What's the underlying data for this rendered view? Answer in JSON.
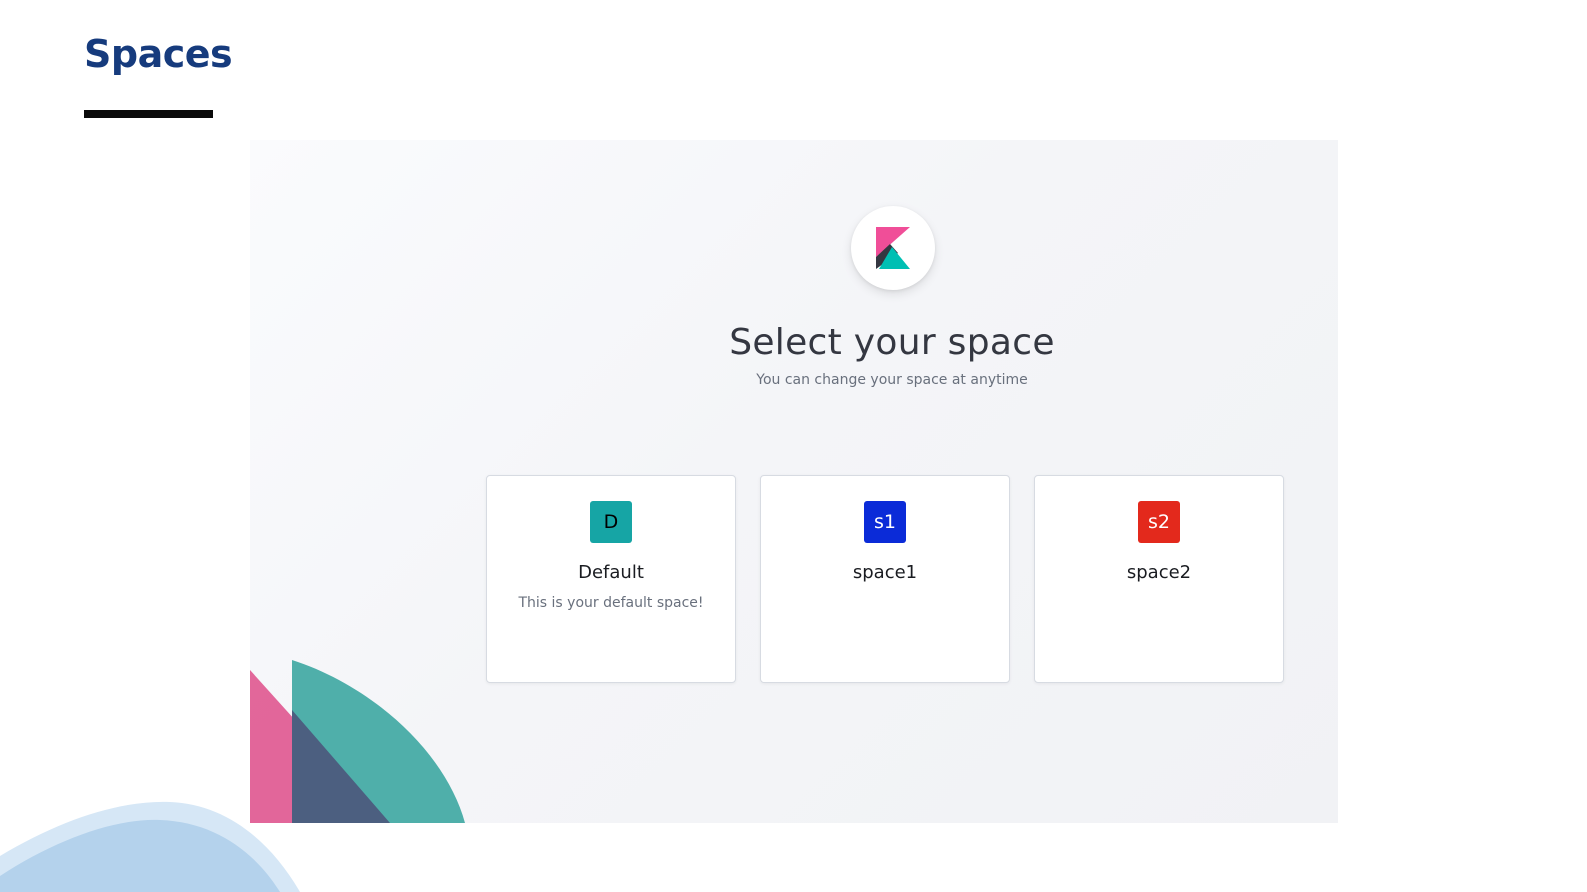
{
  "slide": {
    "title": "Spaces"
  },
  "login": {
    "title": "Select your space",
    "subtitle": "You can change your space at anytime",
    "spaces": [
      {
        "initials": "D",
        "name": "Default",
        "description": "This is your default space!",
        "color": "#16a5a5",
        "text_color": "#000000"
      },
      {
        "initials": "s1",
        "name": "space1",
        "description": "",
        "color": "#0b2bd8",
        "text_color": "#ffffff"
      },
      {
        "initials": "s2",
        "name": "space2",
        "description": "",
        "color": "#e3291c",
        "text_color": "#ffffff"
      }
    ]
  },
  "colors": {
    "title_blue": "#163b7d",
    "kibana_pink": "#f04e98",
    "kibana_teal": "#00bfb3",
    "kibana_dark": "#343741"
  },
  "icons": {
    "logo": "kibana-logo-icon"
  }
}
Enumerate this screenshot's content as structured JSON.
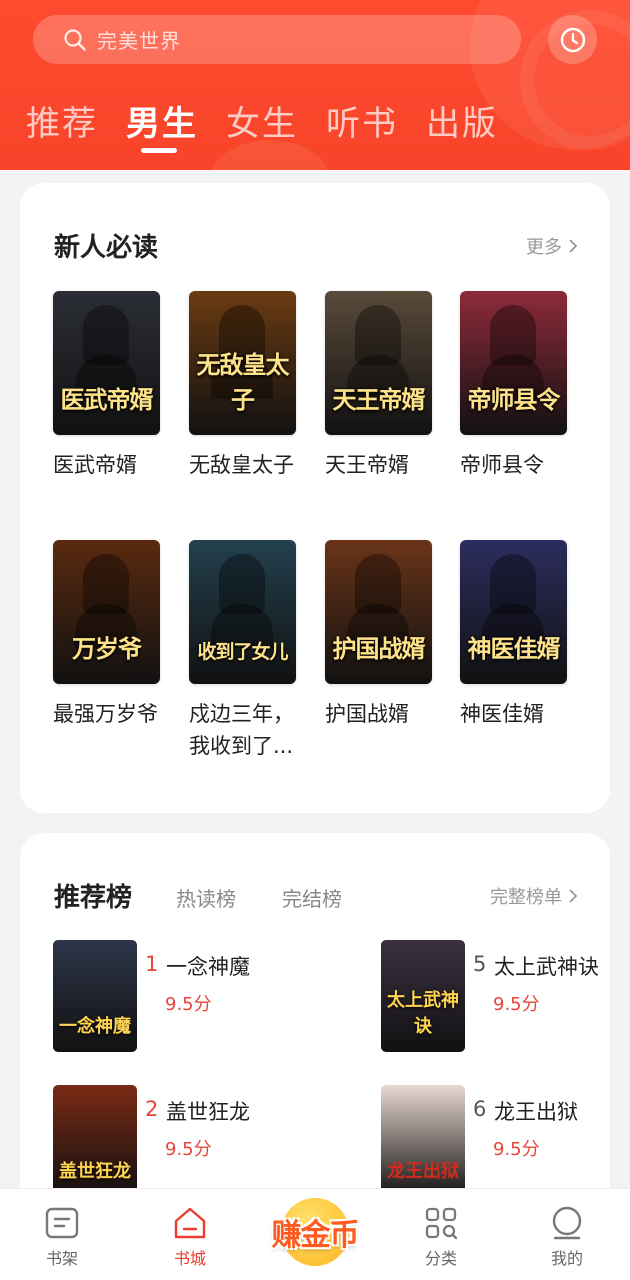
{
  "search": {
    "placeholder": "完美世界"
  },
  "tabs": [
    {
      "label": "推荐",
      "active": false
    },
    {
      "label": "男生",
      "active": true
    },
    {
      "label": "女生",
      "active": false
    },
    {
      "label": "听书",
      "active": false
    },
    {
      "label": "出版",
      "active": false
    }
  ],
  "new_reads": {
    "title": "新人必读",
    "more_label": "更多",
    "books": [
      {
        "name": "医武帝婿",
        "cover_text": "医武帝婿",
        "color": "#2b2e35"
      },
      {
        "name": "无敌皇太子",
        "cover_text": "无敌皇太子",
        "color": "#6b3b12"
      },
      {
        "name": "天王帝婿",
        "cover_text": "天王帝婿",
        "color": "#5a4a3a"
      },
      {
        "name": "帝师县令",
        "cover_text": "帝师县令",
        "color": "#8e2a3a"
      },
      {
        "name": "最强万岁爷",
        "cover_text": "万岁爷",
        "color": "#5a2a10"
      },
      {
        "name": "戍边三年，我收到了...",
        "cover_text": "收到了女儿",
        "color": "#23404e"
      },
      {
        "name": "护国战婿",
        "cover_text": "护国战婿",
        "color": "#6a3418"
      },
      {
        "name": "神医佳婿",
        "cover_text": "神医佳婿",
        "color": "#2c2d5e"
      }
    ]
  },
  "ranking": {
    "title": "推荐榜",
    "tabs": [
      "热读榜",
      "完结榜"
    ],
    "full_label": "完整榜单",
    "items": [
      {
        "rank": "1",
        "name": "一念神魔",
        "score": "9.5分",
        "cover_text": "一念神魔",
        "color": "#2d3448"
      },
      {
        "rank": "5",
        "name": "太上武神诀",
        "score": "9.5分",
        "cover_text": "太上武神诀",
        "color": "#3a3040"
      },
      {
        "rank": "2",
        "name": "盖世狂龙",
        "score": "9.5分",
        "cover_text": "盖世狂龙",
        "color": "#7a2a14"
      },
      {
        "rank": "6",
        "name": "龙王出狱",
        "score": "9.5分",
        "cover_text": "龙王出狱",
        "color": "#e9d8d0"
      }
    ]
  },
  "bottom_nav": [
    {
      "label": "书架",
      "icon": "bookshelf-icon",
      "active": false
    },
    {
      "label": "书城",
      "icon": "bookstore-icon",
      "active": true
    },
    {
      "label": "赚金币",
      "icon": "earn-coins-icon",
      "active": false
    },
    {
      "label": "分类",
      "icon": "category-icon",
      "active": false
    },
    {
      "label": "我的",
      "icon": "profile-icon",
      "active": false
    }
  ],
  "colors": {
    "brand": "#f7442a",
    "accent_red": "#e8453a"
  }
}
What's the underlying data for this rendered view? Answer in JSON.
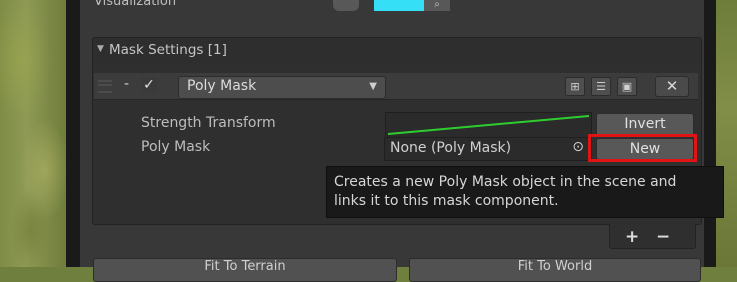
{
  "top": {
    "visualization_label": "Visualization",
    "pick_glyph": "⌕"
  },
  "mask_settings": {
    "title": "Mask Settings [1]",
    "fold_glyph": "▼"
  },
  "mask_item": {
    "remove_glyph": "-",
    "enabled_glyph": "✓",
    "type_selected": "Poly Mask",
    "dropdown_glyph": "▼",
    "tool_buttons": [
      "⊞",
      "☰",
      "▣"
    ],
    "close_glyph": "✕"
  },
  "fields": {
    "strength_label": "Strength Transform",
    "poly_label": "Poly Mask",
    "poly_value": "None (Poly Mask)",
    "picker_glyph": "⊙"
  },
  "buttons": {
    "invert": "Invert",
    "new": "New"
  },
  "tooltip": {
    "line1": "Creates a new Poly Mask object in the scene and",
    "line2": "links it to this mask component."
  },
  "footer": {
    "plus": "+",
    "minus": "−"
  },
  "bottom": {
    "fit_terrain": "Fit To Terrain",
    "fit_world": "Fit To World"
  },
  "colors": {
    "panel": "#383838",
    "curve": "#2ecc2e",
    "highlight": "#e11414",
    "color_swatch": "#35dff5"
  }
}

Required task. Copy every record above exactly as written, but leave out the pictures.

Solved problem.
What's the underlying data for this rendered view? Answer in JSON.
{
  "slide": {
    "title": "Spaces"
  },
  "login": {
    "title": "Select your space",
    "subtitle": "You can change your space at anytime",
    "spaces": [
      {
        "initials": "D",
        "name": "Default",
        "description": "This is your default space!",
        "color": "#16a5a5",
        "text_color": "#000000"
      },
      {
        "initials": "s1",
        "name": "space1",
        "description": "",
        "color": "#0b2bd8",
        "text_color": "#ffffff"
      },
      {
        "initials": "s2",
        "name": "space2",
        "description": "",
        "color": "#e3291c",
        "text_color": "#ffffff"
      }
    ]
  },
  "colors": {
    "title_blue": "#163b7d",
    "kibana_pink": "#f04e98",
    "kibana_teal": "#00bfb3",
    "kibana_dark": "#343741"
  },
  "icons": {
    "logo": "kibana-logo-icon"
  }
}
Enumerate this screenshot's content as structured JSON.
{
  "search": {
    "placeholder": "完美世界"
  },
  "tabs": [
    {
      "label": "推荐",
      "active": false
    },
    {
      "label": "男生",
      "active": true
    },
    {
      "label": "女生",
      "active": false
    },
    {
      "label": "听书",
      "active": false
    },
    {
      "label": "出版",
      "active": false
    }
  ],
  "new_reads": {
    "title": "新人必读",
    "more_label": "更多",
    "books": [
      {
        "name": "医武帝婿",
        "cover_text": "医武帝婿",
        "color": "#2b2e35"
      },
      {
        "name": "无敌皇太子",
        "cover_text": "无敌皇太子",
        "color": "#6b3b12"
      },
      {
        "name": "天王帝婿",
        "cover_text": "天王帝婿",
        "color": "#5a4a3a"
      },
      {
        "name": "帝师县令",
        "cover_text": "帝师县令",
        "color": "#8e2a3a"
      },
      {
        "name": "最强万岁爷",
        "cover_text": "万岁爷",
        "color": "#5a2a10"
      },
      {
        "name": "戍边三年，我收到了...",
        "cover_text": "收到了女儿",
        "color": "#23404e"
      },
      {
        "name": "护国战婿",
        "cover_text": "护国战婿",
        "color": "#6a3418"
      },
      {
        "name": "神医佳婿",
        "cover_text": "神医佳婿",
        "color": "#2c2d5e"
      }
    ]
  },
  "ranking": {
    "title": "推荐榜",
    "tabs": [
      "热读榜",
      "完结榜"
    ],
    "full_label": "完整榜单",
    "items": [
      {
        "rank": "1",
        "name": "一念神魔",
        "score": "9.5分",
        "cover_text": "一念神魔",
        "color": "#2d3448"
      },
      {
        "rank": "5",
        "name": "太上武神诀",
        "score": "9.5分",
        "cover_text": "太上武神诀",
        "color": "#3a3040"
      },
      {
        "rank": "2",
        "name": "盖世狂龙",
        "score": "9.5分",
        "cover_text": "盖世狂龙",
        "color": "#7a2a14"
      },
      {
        "rank": "6",
        "name": "龙王出狱",
        "score": "9.5分",
        "cover_text": "龙王出狱",
        "color": "#e9d8d0"
      }
    ]
  },
  "bottom_nav": [
    {
      "label": "书架",
      "icon": "bookshelf-icon",
      "active": false
    },
    {
      "label": "书城",
      "icon": "bookstore-icon",
      "active": true
    },
    {
      "label": "赚金币",
      "icon": "earn-coins-icon",
      "active": false
    },
    {
      "label": "分类",
      "icon": "category-icon",
      "active": false
    },
    {
      "label": "我的",
      "icon": "profile-icon",
      "active": false
    }
  ],
  "colors": {
    "brand": "#f7442a",
    "accent_red": "#e8453a"
  }
}
What's the underlying data for this rendered view? Answer in JSON.
{
  "top": {
    "visualization_label": "Visualization",
    "pick_glyph": "⌕"
  },
  "mask_settings": {
    "title": "Mask Settings [1]",
    "fold_glyph": "▼"
  },
  "mask_item": {
    "remove_glyph": "-",
    "enabled_glyph": "✓",
    "type_selected": "Poly Mask",
    "dropdown_glyph": "▼",
    "tool_buttons": [
      "⊞",
      "☰",
      "▣"
    ],
    "close_glyph": "✕"
  },
  "fields": {
    "strength_label": "Strength Transform",
    "poly_label": "Poly Mask",
    "poly_value": "None (Poly Mask)",
    "picker_glyph": "⊙"
  },
  "buttons": {
    "invert": "Invert",
    "new": "New"
  },
  "tooltip": {
    "line1": "Creates a new Poly Mask object in the scene and",
    "line2": "links it to this mask component."
  },
  "footer": {
    "plus": "+",
    "minus": "−"
  },
  "bottom": {
    "fit_terrain": "Fit To Terrain",
    "fit_world": "Fit To World"
  },
  "colors": {
    "panel": "#383838",
    "curve": "#2ecc2e",
    "highlight": "#e11414",
    "color_swatch": "#35dff5"
  }
}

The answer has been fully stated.